A block of data

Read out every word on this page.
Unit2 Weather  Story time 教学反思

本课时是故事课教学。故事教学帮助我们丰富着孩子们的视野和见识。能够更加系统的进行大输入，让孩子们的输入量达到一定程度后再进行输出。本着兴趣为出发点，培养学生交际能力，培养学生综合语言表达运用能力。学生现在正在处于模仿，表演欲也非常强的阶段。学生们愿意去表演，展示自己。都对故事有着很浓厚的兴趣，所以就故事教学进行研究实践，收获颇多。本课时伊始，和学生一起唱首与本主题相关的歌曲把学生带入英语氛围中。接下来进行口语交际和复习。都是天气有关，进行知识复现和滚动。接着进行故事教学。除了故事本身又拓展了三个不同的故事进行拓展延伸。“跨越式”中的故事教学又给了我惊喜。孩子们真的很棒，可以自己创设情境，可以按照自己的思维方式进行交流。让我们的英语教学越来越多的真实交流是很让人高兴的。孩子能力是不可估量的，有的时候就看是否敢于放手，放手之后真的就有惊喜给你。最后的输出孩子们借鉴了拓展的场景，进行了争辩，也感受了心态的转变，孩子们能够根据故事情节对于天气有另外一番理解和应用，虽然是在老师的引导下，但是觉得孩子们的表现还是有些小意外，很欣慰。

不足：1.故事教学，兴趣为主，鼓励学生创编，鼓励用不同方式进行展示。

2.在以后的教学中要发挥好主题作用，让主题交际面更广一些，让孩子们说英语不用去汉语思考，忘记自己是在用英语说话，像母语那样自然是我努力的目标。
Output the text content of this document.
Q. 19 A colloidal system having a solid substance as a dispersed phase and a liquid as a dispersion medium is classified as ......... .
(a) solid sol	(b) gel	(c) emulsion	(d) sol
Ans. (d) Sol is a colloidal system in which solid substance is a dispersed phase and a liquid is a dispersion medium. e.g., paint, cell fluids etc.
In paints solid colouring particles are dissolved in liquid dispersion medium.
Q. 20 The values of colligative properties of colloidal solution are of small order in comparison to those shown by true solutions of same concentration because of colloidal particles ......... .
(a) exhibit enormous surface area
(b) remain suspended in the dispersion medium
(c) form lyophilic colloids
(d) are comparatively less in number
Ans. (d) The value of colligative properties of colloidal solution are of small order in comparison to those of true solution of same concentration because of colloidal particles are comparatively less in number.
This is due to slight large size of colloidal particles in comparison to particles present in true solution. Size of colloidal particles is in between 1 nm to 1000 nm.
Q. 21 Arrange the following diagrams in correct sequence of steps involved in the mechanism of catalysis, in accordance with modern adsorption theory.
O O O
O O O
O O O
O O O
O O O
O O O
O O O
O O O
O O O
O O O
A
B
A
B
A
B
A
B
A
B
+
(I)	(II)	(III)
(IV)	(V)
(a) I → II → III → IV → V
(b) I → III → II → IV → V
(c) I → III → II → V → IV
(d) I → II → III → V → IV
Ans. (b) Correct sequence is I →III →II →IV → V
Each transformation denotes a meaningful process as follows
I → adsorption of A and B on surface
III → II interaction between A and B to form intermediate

...

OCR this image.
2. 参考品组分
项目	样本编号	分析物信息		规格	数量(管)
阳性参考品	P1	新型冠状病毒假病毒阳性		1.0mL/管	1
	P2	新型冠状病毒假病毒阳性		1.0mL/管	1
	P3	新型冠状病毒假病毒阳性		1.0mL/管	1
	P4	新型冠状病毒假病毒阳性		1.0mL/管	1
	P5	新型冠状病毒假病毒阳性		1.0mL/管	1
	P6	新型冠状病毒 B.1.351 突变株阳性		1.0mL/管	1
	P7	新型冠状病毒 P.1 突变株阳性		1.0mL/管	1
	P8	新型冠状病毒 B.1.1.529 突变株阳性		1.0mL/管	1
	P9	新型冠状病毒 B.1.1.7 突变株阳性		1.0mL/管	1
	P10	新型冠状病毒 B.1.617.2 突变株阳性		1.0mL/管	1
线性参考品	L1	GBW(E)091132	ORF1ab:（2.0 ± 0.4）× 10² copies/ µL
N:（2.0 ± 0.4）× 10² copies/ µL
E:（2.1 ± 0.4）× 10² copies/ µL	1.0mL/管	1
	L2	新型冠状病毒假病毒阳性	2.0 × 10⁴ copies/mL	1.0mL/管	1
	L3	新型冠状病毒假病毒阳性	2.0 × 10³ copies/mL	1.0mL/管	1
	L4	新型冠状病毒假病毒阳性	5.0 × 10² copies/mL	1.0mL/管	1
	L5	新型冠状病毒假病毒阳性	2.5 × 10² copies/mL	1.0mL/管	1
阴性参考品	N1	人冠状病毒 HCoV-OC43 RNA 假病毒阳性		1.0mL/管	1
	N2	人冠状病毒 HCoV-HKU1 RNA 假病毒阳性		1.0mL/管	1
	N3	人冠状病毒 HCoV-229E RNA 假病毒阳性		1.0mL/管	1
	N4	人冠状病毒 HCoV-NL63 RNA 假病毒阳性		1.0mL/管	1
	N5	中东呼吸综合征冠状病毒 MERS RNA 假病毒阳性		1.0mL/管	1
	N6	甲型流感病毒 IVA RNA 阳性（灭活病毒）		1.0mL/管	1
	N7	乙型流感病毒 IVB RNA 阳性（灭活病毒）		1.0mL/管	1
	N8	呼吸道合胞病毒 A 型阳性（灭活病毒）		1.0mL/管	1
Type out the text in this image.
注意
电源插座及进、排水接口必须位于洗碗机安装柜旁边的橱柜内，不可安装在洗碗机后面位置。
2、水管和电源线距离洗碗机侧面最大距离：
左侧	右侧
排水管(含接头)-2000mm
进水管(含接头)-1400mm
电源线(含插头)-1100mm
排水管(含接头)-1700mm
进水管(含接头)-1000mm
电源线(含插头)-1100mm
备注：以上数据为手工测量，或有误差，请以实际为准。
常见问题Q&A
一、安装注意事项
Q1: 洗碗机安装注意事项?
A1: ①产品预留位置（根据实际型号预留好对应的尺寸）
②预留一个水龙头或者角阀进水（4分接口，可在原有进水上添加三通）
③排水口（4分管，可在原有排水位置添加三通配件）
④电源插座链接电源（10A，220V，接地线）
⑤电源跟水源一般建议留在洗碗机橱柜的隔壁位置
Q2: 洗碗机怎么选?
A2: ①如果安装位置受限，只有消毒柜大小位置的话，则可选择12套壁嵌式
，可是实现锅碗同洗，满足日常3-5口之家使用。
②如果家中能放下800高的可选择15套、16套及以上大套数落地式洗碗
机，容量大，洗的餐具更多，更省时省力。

● **YOUR GOAL**:
Copy out the lines in which the string "comparison" appears.

● **CORRECT ANSWER**:
Q. 20 The values of colligative properties of colloidal solution are of small order in comparison to those shown by true solutions of same concentration because of colloidal particles ......... .
Ans. (d) The value of colligative properties of colloidal solution are of small order in comparison to those of true solution of same concentration because of colloidal particles are comparatively less in number.
This is due to slight large size of colloidal particles in comparison to particles present in true solution. Size of colloidal particles is in between 1 nm to 1000 nm.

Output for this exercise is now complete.